Write out each line word for word. Drop pictures.

** Begin Task data **

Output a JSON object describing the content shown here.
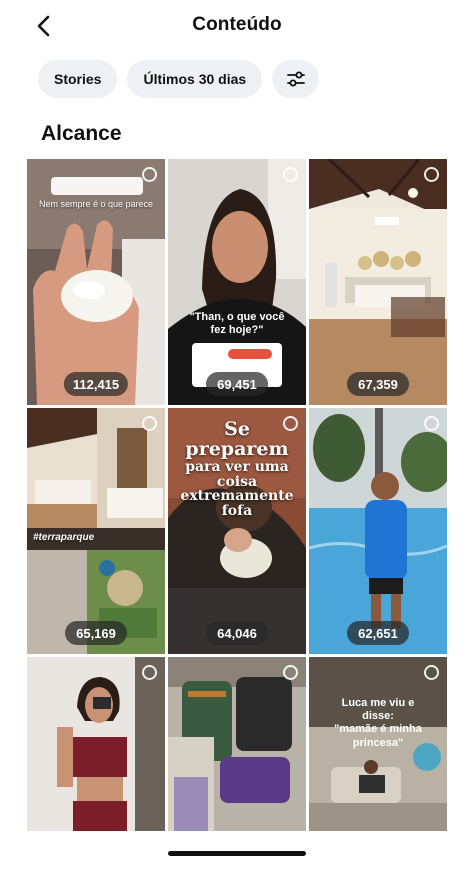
{
  "header": {
    "title": "Conteúdo",
    "back_icon": "chevron-left-icon"
  },
  "filters": {
    "chips": [
      {
        "label": "Stories"
      },
      {
        "label": "Últimos 30 dias"
      }
    ],
    "settings_icon": "sliders-icon"
  },
  "section": {
    "title": "Alcance"
  },
  "tiles": [
    {
      "count": "112,415",
      "overlay": "Nem sempre é o que parece"
    },
    {
      "count": "69,451",
      "overlay": "\"Than, o que você fez hoje?\""
    },
    {
      "count": "67,359"
    },
    {
      "count": "65,169",
      "overlay": "#terraparque"
    },
    {
      "count": "64,046",
      "overlay": {
        "line1": "Se preparem",
        "line2": "para ver uma coisa",
        "line3": "extremamente fofa"
      }
    },
    {
      "count": "62,651"
    },
    {
      "count": ""
    },
    {
      "count": ""
    },
    {
      "count": "",
      "overlay": {
        "line1": "Luca me viu e disse:",
        "line2": "\"mamãe é minha princesa\""
      }
    }
  ],
  "colors": {
    "chip_bg": "#eef0f3",
    "badge_bg": "#282828"
  }
}
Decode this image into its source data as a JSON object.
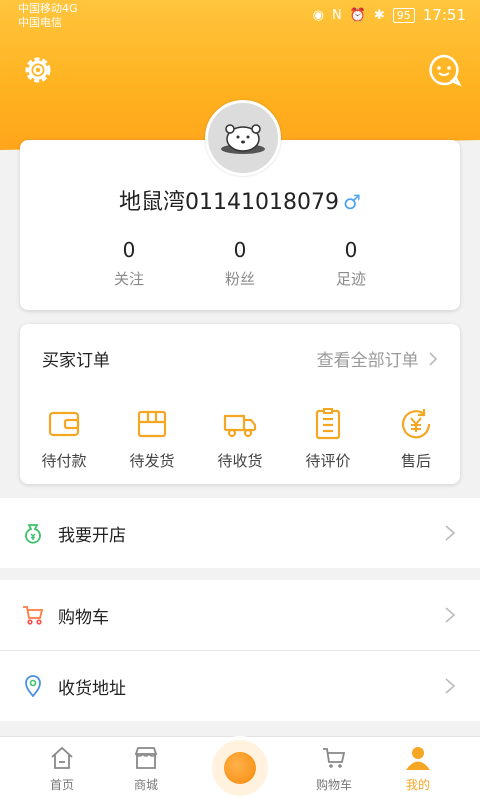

** End Task data **

■ Answer to this exercise ■
Output a JSON object describing the content shown here.
{
  "header": {
    "title": "Conteúdo",
    "back_icon": "chevron-left-icon"
  },
  "filters": {
    "chips": [
      {
        "label": "Stories"
      },
      {
        "label": "Últimos 30 dias"
      }
    ],
    "settings_icon": "sliders-icon"
  },
  "section": {
    "title": "Alcance"
  },
  "tiles": [
    {
      "count": "112,415",
      "overlay": "Nem sempre é o que parece"
    },
    {
      "count": "69,451",
      "overlay": "\"Than, o que você fez hoje?\""
    },
    {
      "count": "67,359"
    },
    {
      "count": "65,169",
      "overlay": "#terraparque"
    },
    {
      "count": "64,046",
      "overlay": {
        "line1": "Se preparem",
        "line2": "para ver uma coisa",
        "line3": "extremamente fofa"
      }
    },
    {
      "count": "62,651"
    },
    {
      "count": ""
    },
    {
      "count": ""
    },
    {
      "count": "",
      "overlay": {
        "line1": "Luca me viu e disse:",
        "line2": "\"mamãe é minha princesa\""
      }
    }
  ],
  "colors": {
    "chip_bg": "#eef0f3",
    "badge_bg": "#282828"
  }
}
Decode this image into its source data as a JSON object.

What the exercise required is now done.